=== Requirements ===
Using the material that follows, identify and copy each line with the string "title".

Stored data
__________

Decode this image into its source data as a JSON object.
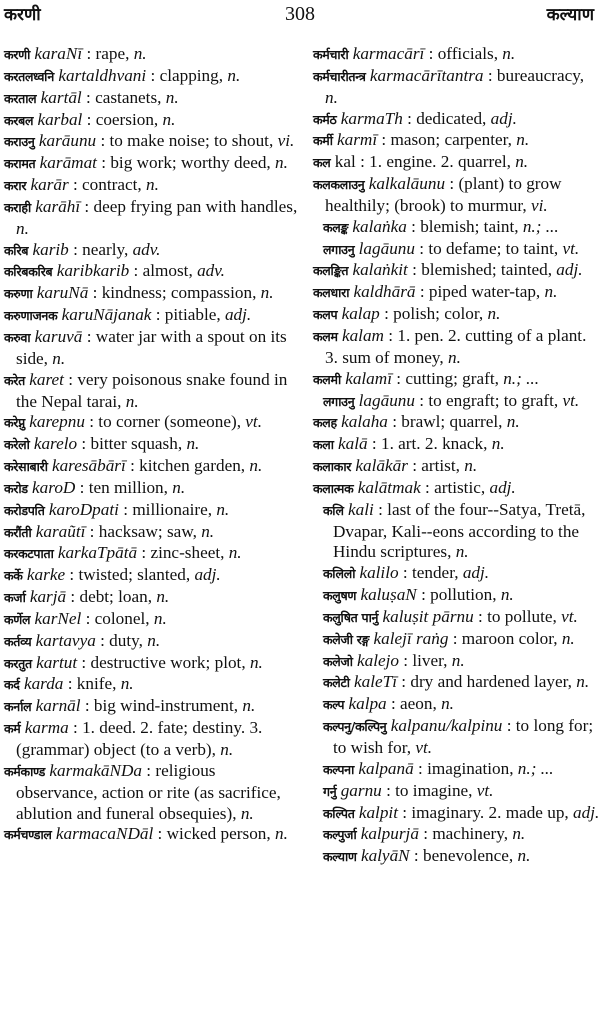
{
  "page": {
    "running_head_left": "करणी",
    "page_number": "308",
    "running_head_right": "कल्याण"
  },
  "left_column": [
    {
      "hw": "करणी",
      "tr": "karaNī",
      "gl": "rape,",
      "pos": "n."
    },
    {
      "hw": "करतलध्वनि",
      "tr": "kartaldhvani",
      "gl": "clapping,",
      "pos": "n."
    },
    {
      "hw": "करताल",
      "tr": "kartāl",
      "gl": "castanets,",
      "pos": "n."
    },
    {
      "hw": "करबल",
      "tr": "karbal",
      "gl": "coersion,",
      "pos": "n."
    },
    {
      "hw": "कराउनु",
      "tr": "karāunu",
      "gl": "to make noise; to shout,",
      "pos": "vi."
    },
    {
      "hw": "करामत",
      "tr": "karāmat",
      "gl": "big work; worthy deed,",
      "pos": "n."
    },
    {
      "hw": "करार",
      "tr": "karār",
      "gl": "contract,",
      "pos": "n."
    },
    {
      "hw": "कराही",
      "tr": "karāhī",
      "gl": "deep frying pan with handles,",
      "pos": "n."
    },
    {
      "hw": "करिब",
      "tr": "karib",
      "gl": "nearly,",
      "pos": "adv."
    },
    {
      "hw": "करिबकरिब",
      "tr": "karibkarib",
      "gl": "almost,",
      "pos": "adv."
    },
    {
      "hw": "करुणा",
      "tr": "karuNā",
      "gl": "kindness; compassion,",
      "pos": "n."
    },
    {
      "hw": "करुणाजनक",
      "tr": "karuNājanak",
      "gl": "pitiable,",
      "pos": "adj."
    },
    {
      "hw": "करुवा",
      "tr": "karuvā",
      "gl": "water jar with a spout on its side,",
      "pos": "n."
    },
    {
      "hw": "करेत",
      "tr": "karet",
      "gl": "very poisonous snake found in the Nepal tarai,",
      "pos": "n."
    },
    {
      "hw": "करेप्नु",
      "tr": "karepnu",
      "gl": "to corner (someone),",
      "pos": "vt."
    },
    {
      "hw": "करेलो",
      "tr": "karelo",
      "gl": "bitter squash,",
      "pos": "n."
    },
    {
      "hw": "करेसाबारी",
      "tr": "karesābārī",
      "gl": "kitchen garden,",
      "pos": "n."
    },
    {
      "hw": "करोड",
      "tr": "karoD",
      "gl": "ten million,",
      "pos": "n."
    },
    {
      "hw": "करोडपति",
      "tr": "karoDpati",
      "gl": "millionaire,",
      "pos": "n."
    },
    {
      "hw": "करौंती",
      "tr": "karaũtī",
      "gl": "hacksaw; saw,",
      "pos": "n."
    },
    {
      "hw": "करकटपाता",
      "tr": "karkaTpātā",
      "gl": "zinc-sheet,",
      "pos": "n."
    },
    {
      "hw": "कर्के",
      "tr": "karke",
      "gl": "twisted; slanted,",
      "pos": "adj."
    },
    {
      "hw": "कर्जा",
      "tr": "karjā",
      "gl": "debt; loan,",
      "pos": "n."
    },
    {
      "hw": "कर्णेल",
      "tr": "karNel",
      "gl": "colonel,",
      "pos": "n."
    },
    {
      "hw": "कर्तव्य",
      "tr": "kartavya",
      "gl": "duty,",
      "pos": "n."
    },
    {
      "hw": "करतुत",
      "tr": "kartut",
      "gl": "destructive work; plot,",
      "pos": "n."
    },
    {
      "hw": "कर्द",
      "tr": "karda",
      "gl": "knife,",
      "pos": "n."
    },
    {
      "hw": "कर्नाल",
      "tr": "karnāl",
      "gl": "big wind-instrument,",
      "pos": "n."
    },
    {
      "hw": "कर्म",
      "tr": "karma",
      "gl": "1. deed. 2. fate; destiny. 3. (grammar) object (to a verb),",
      "pos": "n."
    },
    {
      "hw": "कर्मकाण्ड",
      "tr": "karmakāNDa",
      "gl": "religious observance, action or rite (as sacrifice, ablution and funeral obsequies),",
      "pos": "n."
    },
    {
      "hw": "कर्मचण्डाल",
      "tr": "karmacaNDāl",
      "gl": "wicked person,",
      "pos": "n."
    }
  ],
  "right_column": [
    {
      "hw": "कर्मचारी",
      "tr": "karmacārī",
      "gl": "officials,",
      "pos": "n."
    },
    {
      "hw": "कर्मचारीतन्त्र",
      "tr": "karmacārītantra",
      "gl": "bureaucracy,",
      "pos": "n."
    },
    {
      "hw": "कर्मठ",
      "tr": "karmaTh",
      "gl": "dedicated,",
      "pos": "adj."
    },
    {
      "hw": "कर्मी",
      "tr": "karmī",
      "gl": "mason; carpenter,",
      "pos": "n."
    },
    {
      "hw": "कल",
      "tr": "kal",
      "roman": true,
      "gl": "1. engine. 2. quarrel,",
      "pos": "n."
    },
    {
      "hw": "कलकलाउनु",
      "tr": "kalkalāunu",
      "gl": "(plant) to grow healthily; (brook) to murmur,",
      "pos": "vi."
    },
    {
      "hw": "कलङ्क",
      "tr": "kalaṅka",
      "gl": "blemish; taint,",
      "pos": "n.; ...",
      "inset": true
    },
    {
      "hw": "लगाउनु",
      "tr": "lagāunu",
      "gl": "to defame; to taint,",
      "pos": "vt.",
      "inset": true
    },
    {
      "hw": "कलङ्कित",
      "tr": "kalaṅkit",
      "gl": "blemished; tainted,",
      "pos": "adj."
    },
    {
      "hw": "कलधारा",
      "tr": "kaldhārā",
      "gl": "piped water-tap,",
      "pos": "n."
    },
    {
      "hw": "कलप",
      "tr": "kalap",
      "gl": "polish; color,",
      "pos": "n."
    },
    {
      "hw": "कलम",
      "tr": "kalam",
      "gl": "1. pen. 2. cutting of a plant. 3. sum of money,",
      "pos": "n."
    },
    {
      "hw": "कलमी",
      "tr": "kalamī",
      "gl": "cutting; graft,",
      "pos": "n.; ..."
    },
    {
      "hw": "लगाउनु",
      "tr": "lagāunu",
      "gl": "to engraft; to graft,",
      "pos": "vt.",
      "inset": true
    },
    {
      "hw": "कलह",
      "tr": "kalaha",
      "gl": "brawl; quarrel,",
      "pos": "n."
    },
    {
      "hw": "कला",
      "tr": "kalā",
      "gl": "1. art. 2. knack,",
      "pos": "n."
    },
    {
      "hw": "कलाकार",
      "tr": "kalākār",
      "gl": "artist,",
      "pos": "n."
    },
    {
      "hw": "कलात्मक",
      "tr": "kalātmak",
      "gl": "artistic,",
      "pos": "adj."
    },
    {
      "hw": "कलि",
      "tr": "kali",
      "gl": "last of the four--Satya, Tretā, Dvapar, Kali--eons according to the Hindu scriptures,",
      "pos": "n.",
      "inset": true
    },
    {
      "hw": "कलिलो",
      "tr": "kalilo",
      "gl": "tender,",
      "pos": "adj.",
      "inset": true
    },
    {
      "hw": "कलुषण",
      "tr": "kaluṣaN",
      "gl": "pollution,",
      "pos": "n.",
      "inset": true
    },
    {
      "hw": "कलुषित पार्नु",
      "tr": "kaluṣit pārnu",
      "gl": "to pollute,",
      "pos": "vt.",
      "inset": true
    },
    {
      "hw": "कलेजी रङ्ग",
      "tr": "kalejī raṅg",
      "gl": "maroon color,",
      "pos": "n.",
      "inset": true
    },
    {
      "hw": "कलेजो",
      "tr": "kalejo",
      "gl": "liver,",
      "pos": "n.",
      "inset": true
    },
    {
      "hw": "कलेटी",
      "tr": "kaleTī",
      "gl": "dry and hardened layer,",
      "pos": "n.",
      "inset": true
    },
    {
      "hw": "कल्प",
      "tr": "kalpa",
      "gl": "aeon,",
      "pos": "n.",
      "inset": true
    },
    {
      "hw": "कल्पनु/कल्पिनु",
      "tr": "kalpanu/kalpinu",
      "gl": "to long for; to wish for,",
      "pos": "vt.",
      "inset": true
    },
    {
      "hw": "कल्पना",
      "tr": "kalpanā",
      "gl": "imagination,",
      "pos": "n.; ...",
      "inset": true
    },
    {
      "hw": "गर्नु",
      "tr": "garnu",
      "gl": "to imagine,",
      "pos": "vt.",
      "inset": true,
      "sub": true
    },
    {
      "hw": "कल्पित",
      "tr": "kalpit",
      "gl": "imaginary. 2. made up,",
      "pos": "adj.",
      "inset": true
    },
    {
      "hw": "कल्पुर्जा",
      "tr": "kalpurjā",
      "gl": "machinery,",
      "pos": "n.",
      "inset": true
    },
    {
      "hw": "कल्याण",
      "tr": "kalyāN",
      "gl": "benevolence,",
      "pos": "n.",
      "inset": true
    }
  ]
}
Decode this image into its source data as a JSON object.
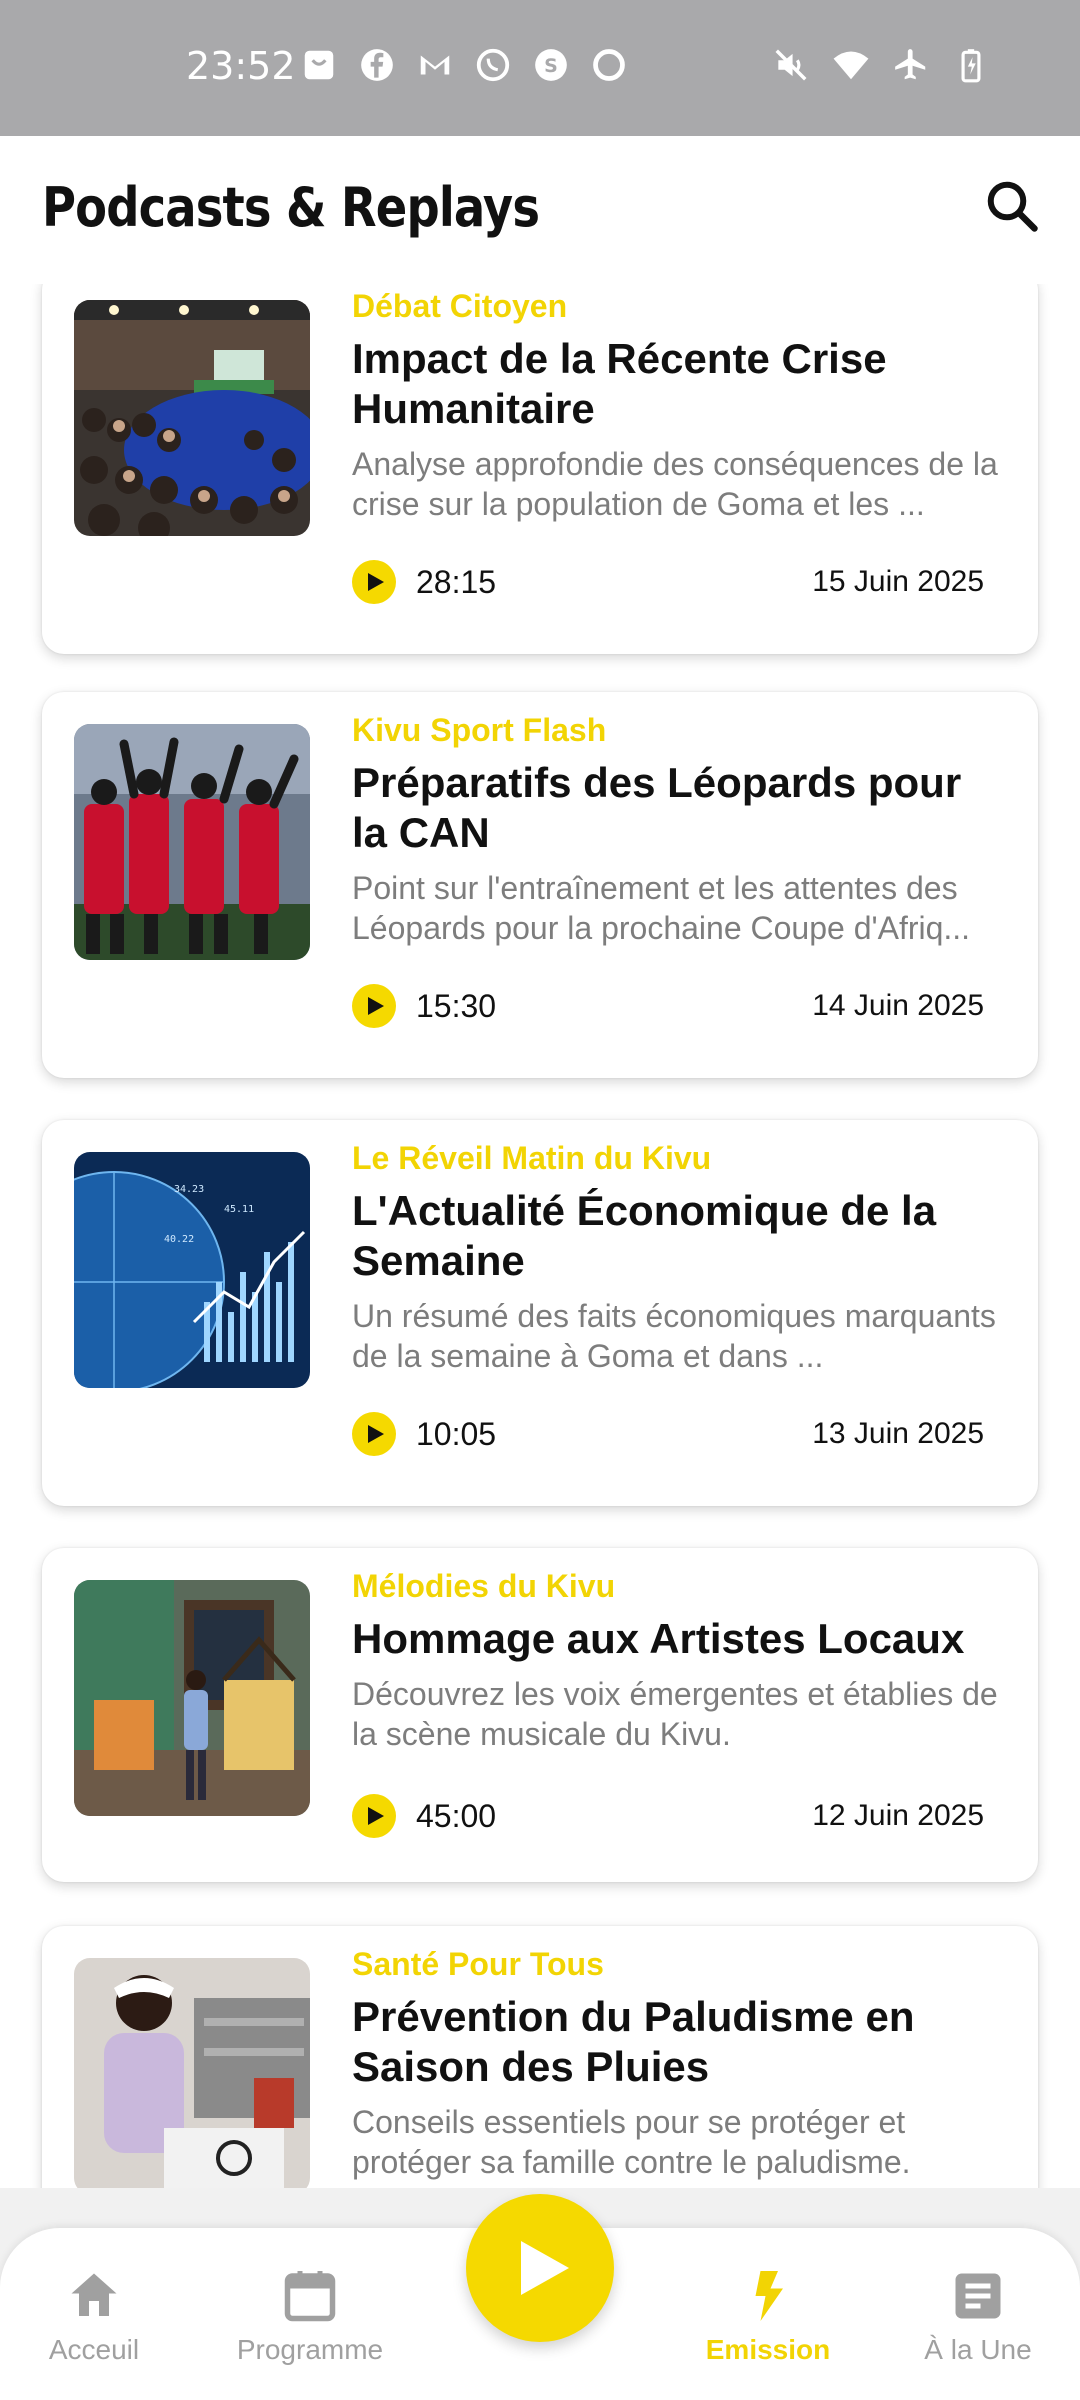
{
  "status_bar": {
    "time": "23:52",
    "left_icons": [
      "shopping-bag-icon",
      "facebook-icon",
      "gmail-icon",
      "whatsapp-icon",
      "shazam-icon",
      "circle-app-icon"
    ],
    "right_icons": [
      "mute-icon",
      "wifi-icon",
      "airplane-icon",
      "battery-charging-icon"
    ]
  },
  "header": {
    "title": "Podcasts & Replays",
    "search_icon": "search-icon"
  },
  "episodes": [
    {
      "category": "Débat Citoyen",
      "title": "Impact de la Récente Crise Humanitaire",
      "description": "Analyse approfondie des conséquences de la crise sur la population de Goma et les ...",
      "duration": "28:15",
      "date": "15 Juin 2025"
    },
    {
      "category": "Kivu Sport Flash",
      "title": "Préparatifs des Léopards pour la CAN",
      "description": "Point sur l'entraînement et les attentes des Léopards pour la prochaine Coupe d'Afriq...",
      "duration": "15:30",
      "date": "14 Juin 2025"
    },
    {
      "category": "Le Réveil Matin du Kivu",
      "title": "L'Actualité Économique de la Semaine",
      "description": "Un résumé des faits économiques marquants de la semaine à Goma et dans ...",
      "duration": "10:05",
      "date": "13 Juin 2025"
    },
    {
      "category": "Mélodies du Kivu",
      "title": "Hommage aux Artistes Locaux",
      "description": "Découvrez les voix émergentes et établies de la scène musicale du Kivu.",
      "duration": "45:00",
      "date": "12 Juin 2025"
    },
    {
      "category": "Santé Pour Tous",
      "title": "Prévention du Paludisme en Saison des Pluies",
      "description": "Conseils essentiels pour se protéger et protéger sa famille contre le paludisme.",
      "duration": "",
      "date": ""
    }
  ],
  "bottom_nav": {
    "items": [
      {
        "label": "Acceuil",
        "icon": "home-icon"
      },
      {
        "label": "Programme",
        "icon": "calendar-icon"
      },
      {
        "label": "Emission",
        "icon": "lightning-icon",
        "active": true
      },
      {
        "label": "À la Une",
        "icon": "article-icon"
      }
    ],
    "center_button_icon": "play-icon"
  },
  "colors": {
    "accent": "#f5d900",
    "category_text": "#f2d404",
    "status_bar": "#a9a9ab",
    "inactive_nav": "#a0a0a0"
  }
}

__________

=== Complete response ===
    "title": "Podcasts & Replays",
      "title": "Impact de la Récente Crise Humanitaire",
      "title": "Préparatifs des Léopards pour la CAN",
      "title": "L'Actualité Économique de la Semaine",
      "title": "Hommage aux Artistes Locaux",
      "title": "Prévention du Paludisme en Saison des Pluies",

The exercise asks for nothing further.